SET EXERCISE
Reproduce every entry exactly.

MATERIALS PROVIDED

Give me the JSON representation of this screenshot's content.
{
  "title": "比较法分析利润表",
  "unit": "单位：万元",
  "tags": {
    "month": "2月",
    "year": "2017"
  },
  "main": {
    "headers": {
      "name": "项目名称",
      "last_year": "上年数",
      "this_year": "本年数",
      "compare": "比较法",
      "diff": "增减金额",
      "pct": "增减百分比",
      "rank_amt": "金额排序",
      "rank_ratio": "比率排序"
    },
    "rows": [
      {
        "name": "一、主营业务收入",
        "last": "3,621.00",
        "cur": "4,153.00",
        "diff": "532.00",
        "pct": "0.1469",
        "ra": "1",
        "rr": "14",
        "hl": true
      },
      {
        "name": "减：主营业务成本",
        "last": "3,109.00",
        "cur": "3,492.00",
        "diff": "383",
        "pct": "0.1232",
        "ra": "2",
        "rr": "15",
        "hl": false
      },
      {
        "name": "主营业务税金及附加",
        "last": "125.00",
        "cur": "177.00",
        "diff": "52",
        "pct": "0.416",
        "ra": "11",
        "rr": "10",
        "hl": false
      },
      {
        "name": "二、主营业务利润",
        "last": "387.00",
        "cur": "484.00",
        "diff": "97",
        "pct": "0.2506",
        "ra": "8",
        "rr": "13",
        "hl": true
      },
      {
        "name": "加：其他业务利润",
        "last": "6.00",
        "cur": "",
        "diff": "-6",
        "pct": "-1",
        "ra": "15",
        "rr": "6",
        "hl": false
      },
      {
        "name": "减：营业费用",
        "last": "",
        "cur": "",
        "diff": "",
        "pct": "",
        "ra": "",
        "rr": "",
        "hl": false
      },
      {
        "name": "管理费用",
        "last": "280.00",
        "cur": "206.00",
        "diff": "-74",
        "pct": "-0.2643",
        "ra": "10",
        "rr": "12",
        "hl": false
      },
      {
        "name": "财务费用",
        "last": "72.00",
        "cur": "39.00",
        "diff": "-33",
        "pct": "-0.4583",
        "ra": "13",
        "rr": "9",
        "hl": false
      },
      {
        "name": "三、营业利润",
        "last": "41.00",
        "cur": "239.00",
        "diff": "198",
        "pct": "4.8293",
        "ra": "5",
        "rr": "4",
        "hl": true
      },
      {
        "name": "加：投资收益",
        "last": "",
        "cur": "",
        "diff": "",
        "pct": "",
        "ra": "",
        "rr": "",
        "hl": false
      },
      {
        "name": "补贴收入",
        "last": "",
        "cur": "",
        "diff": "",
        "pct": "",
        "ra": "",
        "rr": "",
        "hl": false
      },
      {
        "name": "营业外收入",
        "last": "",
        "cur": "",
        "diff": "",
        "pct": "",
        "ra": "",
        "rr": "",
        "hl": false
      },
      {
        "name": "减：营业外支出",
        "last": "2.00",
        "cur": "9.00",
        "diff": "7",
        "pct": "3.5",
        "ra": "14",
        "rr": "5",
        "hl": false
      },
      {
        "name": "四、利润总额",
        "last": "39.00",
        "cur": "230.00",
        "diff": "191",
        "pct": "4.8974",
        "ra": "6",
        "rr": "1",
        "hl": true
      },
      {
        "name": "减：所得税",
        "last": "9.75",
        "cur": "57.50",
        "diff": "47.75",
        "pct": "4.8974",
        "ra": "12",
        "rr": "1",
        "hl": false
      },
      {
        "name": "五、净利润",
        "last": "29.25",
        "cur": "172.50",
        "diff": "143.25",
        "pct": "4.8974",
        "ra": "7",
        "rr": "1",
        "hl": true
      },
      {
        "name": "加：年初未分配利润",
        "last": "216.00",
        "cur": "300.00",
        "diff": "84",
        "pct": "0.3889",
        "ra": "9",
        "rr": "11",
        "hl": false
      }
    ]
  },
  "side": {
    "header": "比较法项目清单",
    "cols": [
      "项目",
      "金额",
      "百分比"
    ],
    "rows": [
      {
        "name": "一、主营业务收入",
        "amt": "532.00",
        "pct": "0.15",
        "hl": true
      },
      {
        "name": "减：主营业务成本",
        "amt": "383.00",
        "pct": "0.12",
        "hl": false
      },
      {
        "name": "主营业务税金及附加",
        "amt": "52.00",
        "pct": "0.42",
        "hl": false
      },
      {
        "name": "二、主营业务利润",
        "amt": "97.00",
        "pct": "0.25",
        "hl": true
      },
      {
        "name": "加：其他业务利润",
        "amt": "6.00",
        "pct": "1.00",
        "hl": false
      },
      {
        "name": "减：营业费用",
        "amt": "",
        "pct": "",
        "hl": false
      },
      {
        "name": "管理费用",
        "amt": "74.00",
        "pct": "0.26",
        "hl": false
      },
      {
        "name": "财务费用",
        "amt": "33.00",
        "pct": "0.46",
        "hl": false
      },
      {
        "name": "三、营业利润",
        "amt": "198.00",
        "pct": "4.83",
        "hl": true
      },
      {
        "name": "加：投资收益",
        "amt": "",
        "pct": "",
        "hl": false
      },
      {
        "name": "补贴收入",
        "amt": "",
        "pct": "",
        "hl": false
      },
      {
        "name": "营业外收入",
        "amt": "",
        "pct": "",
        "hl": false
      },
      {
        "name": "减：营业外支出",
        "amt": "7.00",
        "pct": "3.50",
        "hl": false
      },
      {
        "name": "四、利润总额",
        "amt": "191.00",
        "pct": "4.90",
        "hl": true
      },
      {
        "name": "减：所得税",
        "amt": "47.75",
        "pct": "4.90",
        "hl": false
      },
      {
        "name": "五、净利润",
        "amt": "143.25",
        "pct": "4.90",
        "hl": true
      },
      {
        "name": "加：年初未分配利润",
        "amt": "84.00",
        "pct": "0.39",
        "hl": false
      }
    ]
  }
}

TASK SOLUTION
Give me the JSON representation of this screenshot's content.
{
  "title": "比较法分析利润表",
  "unit": "单位：万元",
  "tags": {
    "month": "2月",
    "year": "2017"
  },
  "main": {
    "headers": {
      "name": "项目名称",
      "last_year": "上年数",
      "this_year": "本年数",
      "compare": "比较法",
      "diff": "增减金额",
      "pct": "增减百分比",
      "rank_amt": "金额排序",
      "rank_ratio": "比率排序"
    },
    "rows": [
      {
        "name": "一、主营业务收入",
        "last": "3,621.00",
        "cur": "4,153.00",
        "diff": "532.00",
        "pct": "0.1469",
        "ra": "1",
        "rr": "14",
        "hl": true
      },
      {
        "name": "减：主营业务成本",
        "last": "3,109.00",
        "cur": "3,492.00",
        "diff": "383",
        "pct": "0.1232",
        "ra": "2",
        "rr": "15",
        "hl": false
      },
      {
        "name": "主营业务税金及附加",
        "last": "125.00",
        "cur": "177.00",
        "diff": "52",
        "pct": "0.416",
        "ra": "11",
        "rr": "10",
        "hl": false
      },
      {
        "name": "二、主营业务利润",
        "last": "387.00",
        "cur": "484.00",
        "diff": "97",
        "pct": "0.2506",
        "ra": "8",
        "rr": "13",
        "hl": true
      },
      {
        "name": "加：其他业务利润",
        "last": "6.00",
        "cur": "",
        "diff": "-6",
        "pct": "-1",
        "ra": "15",
        "rr": "6",
        "hl": false
      },
      {
        "name": "减：营业费用",
        "last": "",
        "cur": "",
        "diff": "",
        "pct": "",
        "ra": "",
        "rr": "",
        "hl": false
      },
      {
        "name": "管理费用",
        "last": "280.00",
        "cur": "206.00",
        "diff": "-74",
        "pct": "-0.2643",
        "ra": "10",
        "rr": "12",
        "hl": false
      },
      {
        "name": "财务费用",
        "last": "72.00",
        "cur": "39.00",
        "diff": "-33",
        "pct": "-0.4583",
        "ra": "13",
        "rr": "9",
        "hl": false
      },
      {
        "name": "三、营业利润",
        "last": "41.00",
        "cur": "239.00",
        "diff": "198",
        "pct": "4.8293",
        "ra": "5",
        "rr": "4",
        "hl": true
      },
      {
        "name": "加：投资收益",
        "last": "",
        "cur": "",
        "diff": "",
        "pct": "",
        "ra": "",
        "rr": "",
        "hl": false
      },
      {
        "name": "补贴收入",
        "last": "",
        "cur": "",
        "diff": "",
        "pct": "",
        "ra": "",
        "rr": "",
        "hl": false
      },
      {
        "name": "营业外收入",
        "last": "",
        "cur": "",
        "diff": "",
        "pct": "",
        "ra": "",
        "rr": "",
        "hl": false
      },
      {
        "name": "减：营业外支出",
        "last": "2.00",
        "cur": "9.00",
        "diff": "7",
        "pct": "3.5",
        "ra": "14",
        "rr": "5",
        "hl": false
      },
      {
        "name": "四、利润总额",
        "last": "39.00",
        "cur": "230.00",
        "diff": "191",
        "pct": "4.8974",
        "ra": "6",
        "rr": "1",
        "hl": true
      },
      {
        "name": "减：所得税",
        "last": "9.75",
        "cur": "57.50",
        "diff": "47.75",
        "pct": "4.8974",
        "ra": "12",
        "rr": "1",
        "hl": false
      },
      {
        "name": "五、净利润",
        "last": "29.25",
        "cur": "172.50",
        "diff": "143.25",
        "pct": "4.8974",
        "ra": "7",
        "rr": "1",
        "hl": true
      },
      {
        "name": "加：年初未分配利润",
        "last": "216.00",
        "cur": "300.00",
        "diff": "84",
        "pct": "0.3889",
        "ra": "9",
        "rr": "11",
        "hl": false
      }
    ]
  },
  "side": {
    "header": "比较法项目清单",
    "cols": [
      "项目",
      "金额",
      "百分比"
    ],
    "rows": [
      {
        "name": "一、主营业务收入",
        "amt": "532.00",
        "pct": "0.15",
        "hl": true
      },
      {
        "name": "减：主营业务成本",
        "amt": "383.00",
        "pct": "0.12",
        "hl": false
      },
      {
        "name": "主营业务税金及附加",
        "amt": "52.00",
        "pct": "0.42",
        "hl": false
      },
      {
        "name": "二、主营业务利润",
        "amt": "97.00",
        "pct": "0.25",
        "hl": true
      },
      {
        "name": "加：其他业务利润",
        "amt": "6.00",
        "pct": "1.00",
        "hl": false
      },
      {
        "name": "减：营业费用",
        "amt": "",
        "pct": "",
        "hl": false
      },
      {
        "name": "管理费用",
        "amt": "74.00",
        "pct": "0.26",
        "hl": false
      },
      {
        "name": "财务费用",
        "amt": "33.00",
        "pct": "0.46",
        "hl": false
      },
      {
        "name": "三、营业利润",
        "amt": "198.00",
        "pct": "4.83",
        "hl": true
      },
      {
        "name": "加：投资收益",
        "amt": "",
        "pct": "",
        "hl": false
      },
      {
        "name": "补贴收入",
        "amt": "",
        "pct": "",
        "hl": false
      },
      {
        "name": "营业外收入",
        "amt": "",
        "pct": "",
        "hl": false
      },
      {
        "name": "减：营业外支出",
        "amt": "7.00",
        "pct": "3.50",
        "hl": false
      },
      {
        "name": "四、利润总额",
        "amt": "191.00",
        "pct": "4.90",
        "hl": true
      },
      {
        "name": "减：所得税",
        "amt": "47.75",
        "pct": "4.90",
        "hl": false
      },
      {
        "name": "五、净利润",
        "amt": "143.25",
        "pct": "4.90",
        "hl": true
      },
      {
        "name": "加：年初未分配利润",
        "amt": "84.00",
        "pct": "0.39",
        "hl": false
      }
    ]
  }
}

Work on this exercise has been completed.